◆ **TASK**
Transcribe each line of the records below exactly, excluding any embedded images.

>> Start

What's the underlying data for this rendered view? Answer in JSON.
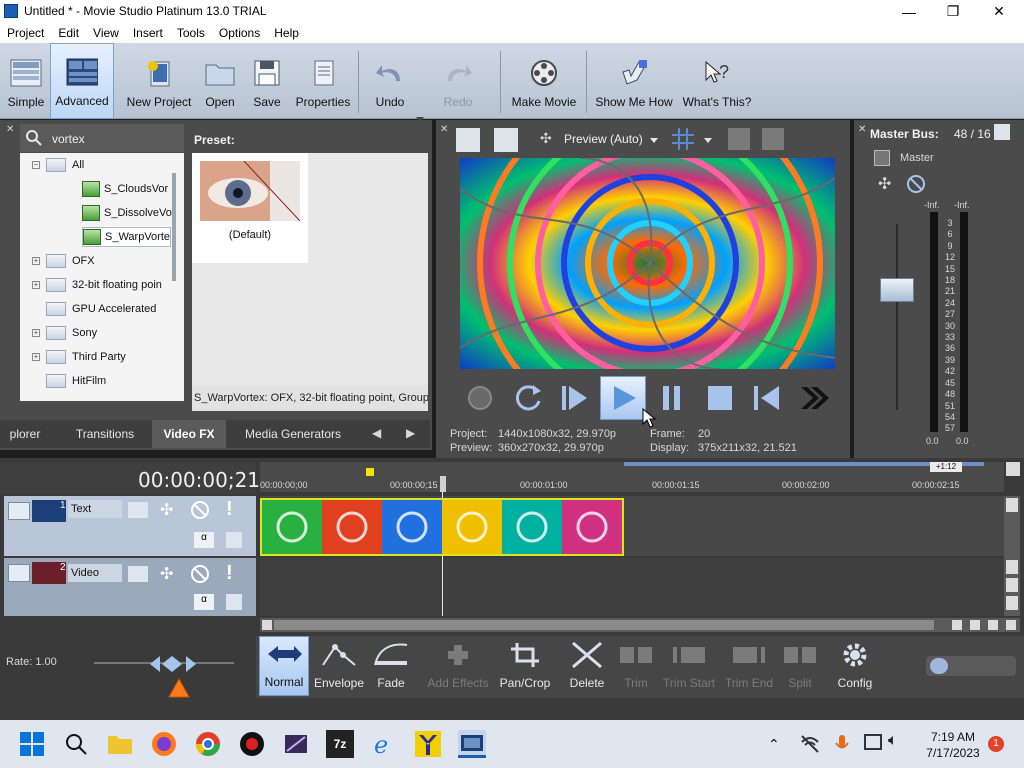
{
  "titlebar": {
    "title": "Untitled * - Movie Studio Platinum 13.0 TRIAL",
    "minimize": "—",
    "maximize": "❐",
    "close": "✕"
  },
  "menu": [
    "Project",
    "Edit",
    "View",
    "Insert",
    "Tools",
    "Options",
    "Help"
  ],
  "toolbar": {
    "simple": "Simple",
    "advanced": "Advanced",
    "new_project": "New Project",
    "open": "Open",
    "save": "Save",
    "properties": "Properties",
    "undo": "Undo",
    "redo": "Redo",
    "make_movie": "Make Movie",
    "show_me_how": "Show Me How",
    "whats_this": "What's This?"
  },
  "explorer": {
    "search_value": "vortex",
    "tree": [
      {
        "label": "All",
        "kind": "folder",
        "expander": "−"
      },
      {
        "label": "S_CloudsVor",
        "kind": "fx"
      },
      {
        "label": "S_DissolveVo",
        "kind": "fx"
      },
      {
        "label": "S_WarpVorte",
        "kind": "fx"
      },
      {
        "label": "OFX",
        "kind": "folder",
        "expander": "+"
      },
      {
        "label": "32-bit floating poin",
        "kind": "folder",
        "expander": "+"
      },
      {
        "label": "GPU Accelerated",
        "kind": "folder",
        "expander": ""
      },
      {
        "label": "Sony",
        "kind": "folder",
        "expander": "+"
      },
      {
        "label": "Third Party",
        "kind": "folder",
        "expander": "+"
      },
      {
        "label": "HitFilm",
        "kind": "folder",
        "expander": ""
      }
    ],
    "preset_title": "Preset:",
    "preset_default": "(Default)",
    "status": "S_WarpVortex: OFX, 32-bit floating point, Group",
    "tabs": [
      "plorer",
      "Transitions",
      "Video FX",
      "Media Generators"
    ]
  },
  "preview": {
    "mode_label": "Preview (Auto)",
    "project_label": "Project:",
    "project_value": "1440x1080x32, 29.970p",
    "preview_label": "Preview:",
    "preview_value": "360x270x32, 29.970p",
    "frame_label": "Frame:",
    "frame_value": "20",
    "display_label": "Display:",
    "display_value": "375x211x32, 21.521"
  },
  "master": {
    "title": "Master Bus:",
    "value": "48 / 16",
    "label": "Master",
    "inf_left": "-Inf.",
    "inf_right": "-Inf.",
    "scale": [
      "3",
      "6",
      "9",
      "12",
      "15",
      "18",
      "21",
      "24",
      "27",
      "30",
      "33",
      "36",
      "39",
      "42",
      "45",
      "48",
      "51",
      "54",
      "57"
    ],
    "zero_left": "0.0",
    "zero_right": "0.0"
  },
  "timeline": {
    "timecode": "00:00:00;21",
    "ruler": [
      "00:00:00;00",
      "00:00:00;15",
      "00:00:01:00",
      "00:00:01:15",
      "00:00:02:00",
      "00:00:02:15"
    ],
    "zoom": "+1:12",
    "tracks": [
      {
        "number": "1",
        "name": "Text"
      },
      {
        "number": "2",
        "name": "Video"
      }
    ],
    "rate_label": "Rate: 1.00"
  },
  "bottom_tools": {
    "normal": "Normal",
    "envelope": "Envelope",
    "fade": "Fade",
    "add_effects": "Add Effects",
    "pan_crop": "Pan/Crop",
    "delete": "Delete",
    "trim": "Trim",
    "trim_start": "Trim Start",
    "trim_end": "Trim End",
    "split": "Split",
    "config": "Config"
  },
  "taskbar": {
    "time": "7:19 AM",
    "date": "7/17/2023",
    "notification_count": "1",
    "fz": "7z"
  }
}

>> End

◆ **RESULT OF THIS EXERCISE**
What's the underlying data for this rendered view? Answer in JSON.
{
  "titlebar": {
    "title": "Untitled * - Movie Studio Platinum 13.0 TRIAL",
    "minimize": "—",
    "maximize": "❐",
    "close": "✕"
  },
  "menu": [
    "Project",
    "Edit",
    "View",
    "Insert",
    "Tools",
    "Options",
    "Help"
  ],
  "toolbar": {
    "simple": "Simple",
    "advanced": "Advanced",
    "new_project": "New Project",
    "open": "Open",
    "save": "Save",
    "properties": "Properties",
    "undo": "Undo",
    "redo": "Redo",
    "make_movie": "Make Movie",
    "show_me_how": "Show Me How",
    "whats_this": "What's This?"
  },
  "explorer": {
    "search_value": "vortex",
    "tree": [
      {
        "label": "All",
        "kind": "folder",
        "expander": "−"
      },
      {
        "label": "S_CloudsVor",
        "kind": "fx"
      },
      {
        "label": "S_DissolveVo",
        "kind": "fx"
      },
      {
        "label": "S_WarpVorte",
        "kind": "fx"
      },
      {
        "label": "OFX",
        "kind": "folder",
        "expander": "+"
      },
      {
        "label": "32-bit floating poin",
        "kind": "folder",
        "expander": "+"
      },
      {
        "label": "GPU Accelerated",
        "kind": "folder",
        "expander": ""
      },
      {
        "label": "Sony",
        "kind": "folder",
        "expander": "+"
      },
      {
        "label": "Third Party",
        "kind": "folder",
        "expander": "+"
      },
      {
        "label": "HitFilm",
        "kind": "folder",
        "expander": ""
      }
    ],
    "preset_title": "Preset:",
    "preset_default": "(Default)",
    "status": "S_WarpVortex: OFX, 32-bit floating point, Group",
    "tabs": [
      "plorer",
      "Transitions",
      "Video FX",
      "Media Generators"
    ]
  },
  "preview": {
    "mode_label": "Preview (Auto)",
    "project_label": "Project:",
    "project_value": "1440x1080x32, 29.970p",
    "preview_label": "Preview:",
    "preview_value": "360x270x32, 29.970p",
    "frame_label": "Frame:",
    "frame_value": "20",
    "display_label": "Display:",
    "display_value": "375x211x32, 21.521"
  },
  "master": {
    "title": "Master Bus:",
    "value": "48 / 16",
    "label": "Master",
    "inf_left": "-Inf.",
    "inf_right": "-Inf.",
    "scale": [
      "3",
      "6",
      "9",
      "12",
      "15",
      "18",
      "21",
      "24",
      "27",
      "30",
      "33",
      "36",
      "39",
      "42",
      "45",
      "48",
      "51",
      "54",
      "57"
    ],
    "zero_left": "0.0",
    "zero_right": "0.0"
  },
  "timeline": {
    "timecode": "00:00:00;21",
    "ruler": [
      "00:00:00;00",
      "00:00:00;15",
      "00:00:01:00",
      "00:00:01:15",
      "00:00:02:00",
      "00:00:02:15"
    ],
    "zoom": "+1:12",
    "tracks": [
      {
        "number": "1",
        "name": "Text"
      },
      {
        "number": "2",
        "name": "Video"
      }
    ],
    "rate_label": "Rate: 1.00"
  },
  "bottom_tools": {
    "normal": "Normal",
    "envelope": "Envelope",
    "fade": "Fade",
    "add_effects": "Add Effects",
    "pan_crop": "Pan/Crop",
    "delete": "Delete",
    "trim": "Trim",
    "trim_start": "Trim Start",
    "trim_end": "Trim End",
    "split": "Split",
    "config": "Config"
  },
  "taskbar": {
    "time": "7:19 AM",
    "date": "7/17/2023",
    "notification_count": "1",
    "fz": "7z"
  }
}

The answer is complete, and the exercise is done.